**WHAT TO WORK ON**
Take the records underneath and set them down exactly.

**PROVIDED RECORDS**
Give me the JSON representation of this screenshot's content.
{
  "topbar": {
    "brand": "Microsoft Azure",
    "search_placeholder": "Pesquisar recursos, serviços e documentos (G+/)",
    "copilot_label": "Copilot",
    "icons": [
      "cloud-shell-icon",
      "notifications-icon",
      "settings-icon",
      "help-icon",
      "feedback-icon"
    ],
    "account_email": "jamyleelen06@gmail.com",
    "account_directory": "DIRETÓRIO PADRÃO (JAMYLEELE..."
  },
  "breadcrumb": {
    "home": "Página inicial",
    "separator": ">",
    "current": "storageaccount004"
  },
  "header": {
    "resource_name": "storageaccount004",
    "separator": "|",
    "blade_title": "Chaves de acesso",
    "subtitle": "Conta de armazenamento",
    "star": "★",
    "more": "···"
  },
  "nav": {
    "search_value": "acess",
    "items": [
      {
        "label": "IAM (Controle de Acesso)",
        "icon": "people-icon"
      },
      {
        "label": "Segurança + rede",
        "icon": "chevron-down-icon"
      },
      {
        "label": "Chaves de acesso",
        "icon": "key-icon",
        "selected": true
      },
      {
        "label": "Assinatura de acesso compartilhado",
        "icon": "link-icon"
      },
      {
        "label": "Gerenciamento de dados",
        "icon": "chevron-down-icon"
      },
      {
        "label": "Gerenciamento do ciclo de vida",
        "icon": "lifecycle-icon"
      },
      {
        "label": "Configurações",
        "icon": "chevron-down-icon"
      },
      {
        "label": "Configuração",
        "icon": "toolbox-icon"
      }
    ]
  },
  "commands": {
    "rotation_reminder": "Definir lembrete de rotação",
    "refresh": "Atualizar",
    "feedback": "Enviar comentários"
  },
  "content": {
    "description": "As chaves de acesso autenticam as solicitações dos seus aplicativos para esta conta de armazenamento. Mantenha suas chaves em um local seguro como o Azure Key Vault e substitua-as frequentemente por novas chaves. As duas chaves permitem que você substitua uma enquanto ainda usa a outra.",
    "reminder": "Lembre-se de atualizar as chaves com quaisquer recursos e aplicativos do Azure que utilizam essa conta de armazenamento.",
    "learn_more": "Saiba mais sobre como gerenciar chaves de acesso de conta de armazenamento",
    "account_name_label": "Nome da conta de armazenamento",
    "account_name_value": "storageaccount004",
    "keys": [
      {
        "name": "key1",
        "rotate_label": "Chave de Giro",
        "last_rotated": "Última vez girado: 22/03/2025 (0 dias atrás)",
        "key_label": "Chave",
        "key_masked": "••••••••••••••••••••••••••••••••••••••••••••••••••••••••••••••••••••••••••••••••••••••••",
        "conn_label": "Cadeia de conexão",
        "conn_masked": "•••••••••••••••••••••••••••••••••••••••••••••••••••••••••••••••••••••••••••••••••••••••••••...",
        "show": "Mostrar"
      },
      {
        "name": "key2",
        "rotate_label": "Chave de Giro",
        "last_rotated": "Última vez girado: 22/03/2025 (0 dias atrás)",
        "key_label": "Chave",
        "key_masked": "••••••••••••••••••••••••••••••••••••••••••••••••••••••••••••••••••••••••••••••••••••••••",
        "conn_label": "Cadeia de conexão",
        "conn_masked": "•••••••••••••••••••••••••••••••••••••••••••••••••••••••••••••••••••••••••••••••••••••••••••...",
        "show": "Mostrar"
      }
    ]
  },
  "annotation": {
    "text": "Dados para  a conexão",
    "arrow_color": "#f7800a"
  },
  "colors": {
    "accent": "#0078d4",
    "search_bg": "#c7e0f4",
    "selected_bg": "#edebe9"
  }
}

**WRITTEN ANSWER**
Give me the JSON representation of this screenshot's content.
{
  "topbar": {
    "brand": "Microsoft Azure",
    "search_placeholder": "Pesquisar recursos, serviços e documentos (G+/)",
    "copilot_label": "Copilot",
    "icons": [
      "cloud-shell-icon",
      "notifications-icon",
      "settings-icon",
      "help-icon",
      "feedback-icon"
    ],
    "account_email": "jamyleelen06@gmail.com",
    "account_directory": "DIRETÓRIO PADRÃO (JAMYLEELE..."
  },
  "breadcrumb": {
    "home": "Página inicial",
    "separator": ">",
    "current": "storageaccount004"
  },
  "header": {
    "resource_name": "storageaccount004",
    "separator": "|",
    "blade_title": "Chaves de acesso",
    "subtitle": "Conta de armazenamento",
    "star": "★",
    "more": "···"
  },
  "nav": {
    "search_value": "acess",
    "items": [
      {
        "label": "IAM (Controle de Acesso)",
        "icon": "people-icon"
      },
      {
        "label": "Segurança + rede",
        "icon": "chevron-down-icon"
      },
      {
        "label": "Chaves de acesso",
        "icon": "key-icon",
        "selected": true
      },
      {
        "label": "Assinatura de acesso compartilhado",
        "icon": "link-icon"
      },
      {
        "label": "Gerenciamento de dados",
        "icon": "chevron-down-icon"
      },
      {
        "label": "Gerenciamento do ciclo de vida",
        "icon": "lifecycle-icon"
      },
      {
        "label": "Configurações",
        "icon": "chevron-down-icon"
      },
      {
        "label": "Configuração",
        "icon": "toolbox-icon"
      }
    ]
  },
  "commands": {
    "rotation_reminder": "Definir lembrete de rotação",
    "refresh": "Atualizar",
    "feedback": "Enviar comentários"
  },
  "content": {
    "description": "As chaves de acesso autenticam as solicitações dos seus aplicativos para esta conta de armazenamento. Mantenha suas chaves em um local seguro como o Azure Key Vault e substitua-as frequentemente por novas chaves. As duas chaves permitem que você substitua uma enquanto ainda usa a outra.",
    "reminder": "Lembre-se de atualizar as chaves com quaisquer recursos e aplicativos do Azure que utilizam essa conta de armazenamento.",
    "learn_more": "Saiba mais sobre como gerenciar chaves de acesso de conta de armazenamento",
    "account_name_label": "Nome da conta de armazenamento",
    "account_name_value": "storageaccount004",
    "keys": [
      {
        "name": "key1",
        "rotate_label": "Chave de Giro",
        "last_rotated": "Última vez girado: 22/03/2025 (0 dias atrás)",
        "key_label": "Chave",
        "key_masked": "••••••••••••••••••••••••••••••••••••••••••••••••••••••••••••••••••••••••••••••••••••••••",
        "conn_label": "Cadeia de conexão",
        "conn_masked": "•••••••••••••••••••••••••••••••••••••••••••••••••••••••••••••••••••••••••••••••••••••••••••...",
        "show": "Mostrar"
      },
      {
        "name": "key2",
        "rotate_label": "Chave de Giro",
        "last_rotated": "Última vez girado: 22/03/2025 (0 dias atrás)",
        "key_label": "Chave",
        "key_masked": "••••••••••••••••••••••••••••••••••••••••••••••••••••••••••••••••••••••••••••••••••••••••",
        "conn_label": "Cadeia de conexão",
        "conn_masked": "•••••••••••••••••••••••••••••••••••••••••••••••••••••••••••••••••••••••••••••••••••••••••••...",
        "show": "Mostrar"
      }
    ]
  },
  "annotation": {
    "text": "Dados para  a conexão",
    "arrow_color": "#f7800a"
  },
  "colors": {
    "accent": "#0078d4",
    "search_bg": "#c7e0f4",
    "selected_bg": "#edebe9"
  }
}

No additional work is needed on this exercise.